───── RECORD EXCERPTS
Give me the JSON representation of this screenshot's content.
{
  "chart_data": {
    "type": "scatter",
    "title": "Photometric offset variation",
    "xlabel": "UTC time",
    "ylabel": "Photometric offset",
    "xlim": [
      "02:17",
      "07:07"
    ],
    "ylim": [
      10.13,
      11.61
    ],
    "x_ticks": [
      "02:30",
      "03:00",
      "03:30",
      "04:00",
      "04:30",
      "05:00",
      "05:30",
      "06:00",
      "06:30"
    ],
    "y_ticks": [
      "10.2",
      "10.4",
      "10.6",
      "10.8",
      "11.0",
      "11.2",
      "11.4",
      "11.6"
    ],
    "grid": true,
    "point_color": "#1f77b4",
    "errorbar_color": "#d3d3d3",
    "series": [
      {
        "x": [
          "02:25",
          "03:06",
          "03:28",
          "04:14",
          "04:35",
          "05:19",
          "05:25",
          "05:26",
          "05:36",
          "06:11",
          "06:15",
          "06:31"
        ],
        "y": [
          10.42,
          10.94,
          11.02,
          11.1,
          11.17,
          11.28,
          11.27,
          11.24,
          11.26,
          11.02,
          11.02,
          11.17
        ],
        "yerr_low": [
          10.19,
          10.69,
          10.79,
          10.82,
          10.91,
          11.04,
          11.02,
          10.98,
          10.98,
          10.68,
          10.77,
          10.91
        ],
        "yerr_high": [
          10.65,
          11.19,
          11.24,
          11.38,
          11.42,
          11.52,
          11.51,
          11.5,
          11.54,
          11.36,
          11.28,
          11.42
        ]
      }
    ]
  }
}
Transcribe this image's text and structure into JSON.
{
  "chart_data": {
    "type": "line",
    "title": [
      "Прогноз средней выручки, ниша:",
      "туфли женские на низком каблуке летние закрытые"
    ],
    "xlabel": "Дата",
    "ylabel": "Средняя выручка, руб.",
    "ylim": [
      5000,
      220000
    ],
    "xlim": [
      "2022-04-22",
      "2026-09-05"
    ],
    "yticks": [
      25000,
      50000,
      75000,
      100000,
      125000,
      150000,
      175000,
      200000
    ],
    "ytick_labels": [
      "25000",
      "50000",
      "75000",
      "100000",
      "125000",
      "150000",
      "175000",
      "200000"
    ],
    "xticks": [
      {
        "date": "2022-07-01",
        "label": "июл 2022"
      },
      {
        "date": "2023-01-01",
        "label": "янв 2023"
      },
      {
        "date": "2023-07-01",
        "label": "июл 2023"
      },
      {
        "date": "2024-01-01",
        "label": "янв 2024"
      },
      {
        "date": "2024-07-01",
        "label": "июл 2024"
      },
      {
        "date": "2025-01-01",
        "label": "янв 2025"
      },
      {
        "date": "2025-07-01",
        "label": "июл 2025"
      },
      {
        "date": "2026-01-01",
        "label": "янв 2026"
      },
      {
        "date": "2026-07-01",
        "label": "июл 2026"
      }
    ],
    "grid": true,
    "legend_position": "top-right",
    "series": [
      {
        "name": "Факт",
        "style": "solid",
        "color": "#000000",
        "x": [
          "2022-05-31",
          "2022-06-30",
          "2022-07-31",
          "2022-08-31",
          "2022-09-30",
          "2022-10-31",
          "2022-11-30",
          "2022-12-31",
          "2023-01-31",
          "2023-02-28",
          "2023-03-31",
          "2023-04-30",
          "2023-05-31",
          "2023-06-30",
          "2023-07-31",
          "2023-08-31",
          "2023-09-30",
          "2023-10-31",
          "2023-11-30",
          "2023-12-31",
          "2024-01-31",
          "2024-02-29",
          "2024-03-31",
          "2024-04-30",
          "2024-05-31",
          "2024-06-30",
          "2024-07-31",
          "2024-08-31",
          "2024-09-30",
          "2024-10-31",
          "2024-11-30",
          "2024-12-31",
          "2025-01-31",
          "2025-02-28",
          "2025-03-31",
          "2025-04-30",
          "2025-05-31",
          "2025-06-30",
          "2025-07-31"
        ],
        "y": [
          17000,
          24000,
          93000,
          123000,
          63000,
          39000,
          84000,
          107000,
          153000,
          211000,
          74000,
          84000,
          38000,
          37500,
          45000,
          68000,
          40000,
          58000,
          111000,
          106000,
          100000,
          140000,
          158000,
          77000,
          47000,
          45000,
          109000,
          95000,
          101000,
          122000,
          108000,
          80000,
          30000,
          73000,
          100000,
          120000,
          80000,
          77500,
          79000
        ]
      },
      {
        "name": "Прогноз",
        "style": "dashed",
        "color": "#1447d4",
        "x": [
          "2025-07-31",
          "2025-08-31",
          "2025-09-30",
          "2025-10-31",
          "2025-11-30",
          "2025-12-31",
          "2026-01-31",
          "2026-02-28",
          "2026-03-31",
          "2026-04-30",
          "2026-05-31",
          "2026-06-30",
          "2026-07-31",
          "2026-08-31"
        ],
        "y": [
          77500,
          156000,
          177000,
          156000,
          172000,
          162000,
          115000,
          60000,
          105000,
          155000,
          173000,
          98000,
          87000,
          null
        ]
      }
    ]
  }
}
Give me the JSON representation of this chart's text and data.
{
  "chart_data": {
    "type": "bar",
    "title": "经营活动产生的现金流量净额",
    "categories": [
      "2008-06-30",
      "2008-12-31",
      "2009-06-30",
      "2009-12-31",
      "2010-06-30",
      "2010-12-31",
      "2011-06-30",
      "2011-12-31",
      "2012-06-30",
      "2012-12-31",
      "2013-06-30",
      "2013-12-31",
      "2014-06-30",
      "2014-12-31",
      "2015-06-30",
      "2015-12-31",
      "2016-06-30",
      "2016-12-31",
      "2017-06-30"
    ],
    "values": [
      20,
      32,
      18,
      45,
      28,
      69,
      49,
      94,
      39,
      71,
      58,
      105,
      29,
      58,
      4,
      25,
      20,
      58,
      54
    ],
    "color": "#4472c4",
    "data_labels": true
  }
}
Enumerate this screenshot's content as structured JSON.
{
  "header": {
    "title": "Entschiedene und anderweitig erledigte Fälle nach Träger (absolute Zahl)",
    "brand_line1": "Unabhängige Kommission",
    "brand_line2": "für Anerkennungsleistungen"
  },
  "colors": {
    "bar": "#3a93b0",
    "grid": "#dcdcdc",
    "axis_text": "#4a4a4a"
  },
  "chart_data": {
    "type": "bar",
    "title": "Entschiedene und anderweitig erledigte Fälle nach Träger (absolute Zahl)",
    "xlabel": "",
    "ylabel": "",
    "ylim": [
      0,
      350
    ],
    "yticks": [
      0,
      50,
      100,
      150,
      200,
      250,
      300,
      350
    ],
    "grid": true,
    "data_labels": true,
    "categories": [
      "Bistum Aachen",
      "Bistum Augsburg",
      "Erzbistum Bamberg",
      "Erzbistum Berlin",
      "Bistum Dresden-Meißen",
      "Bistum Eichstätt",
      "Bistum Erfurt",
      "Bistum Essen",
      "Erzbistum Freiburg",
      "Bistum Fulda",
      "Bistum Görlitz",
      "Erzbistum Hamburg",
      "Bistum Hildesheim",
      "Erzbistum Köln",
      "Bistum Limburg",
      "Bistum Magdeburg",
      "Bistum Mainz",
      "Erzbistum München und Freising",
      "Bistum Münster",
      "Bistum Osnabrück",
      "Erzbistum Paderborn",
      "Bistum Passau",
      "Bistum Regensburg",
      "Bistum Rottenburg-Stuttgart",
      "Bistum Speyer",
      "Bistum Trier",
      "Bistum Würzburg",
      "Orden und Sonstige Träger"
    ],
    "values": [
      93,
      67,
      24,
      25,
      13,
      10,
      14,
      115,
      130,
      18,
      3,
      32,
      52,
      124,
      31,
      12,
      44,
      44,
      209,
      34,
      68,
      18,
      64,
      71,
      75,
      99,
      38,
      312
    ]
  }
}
──────────
AIM OF THE EXERCISE — In the entries above, identify every line with the word "content". Copy those lines.

WRITTEN RESPONSE —
Give me the JSON representation of this screenshot's content.
Enumerate this screenshot's content as structured JSON.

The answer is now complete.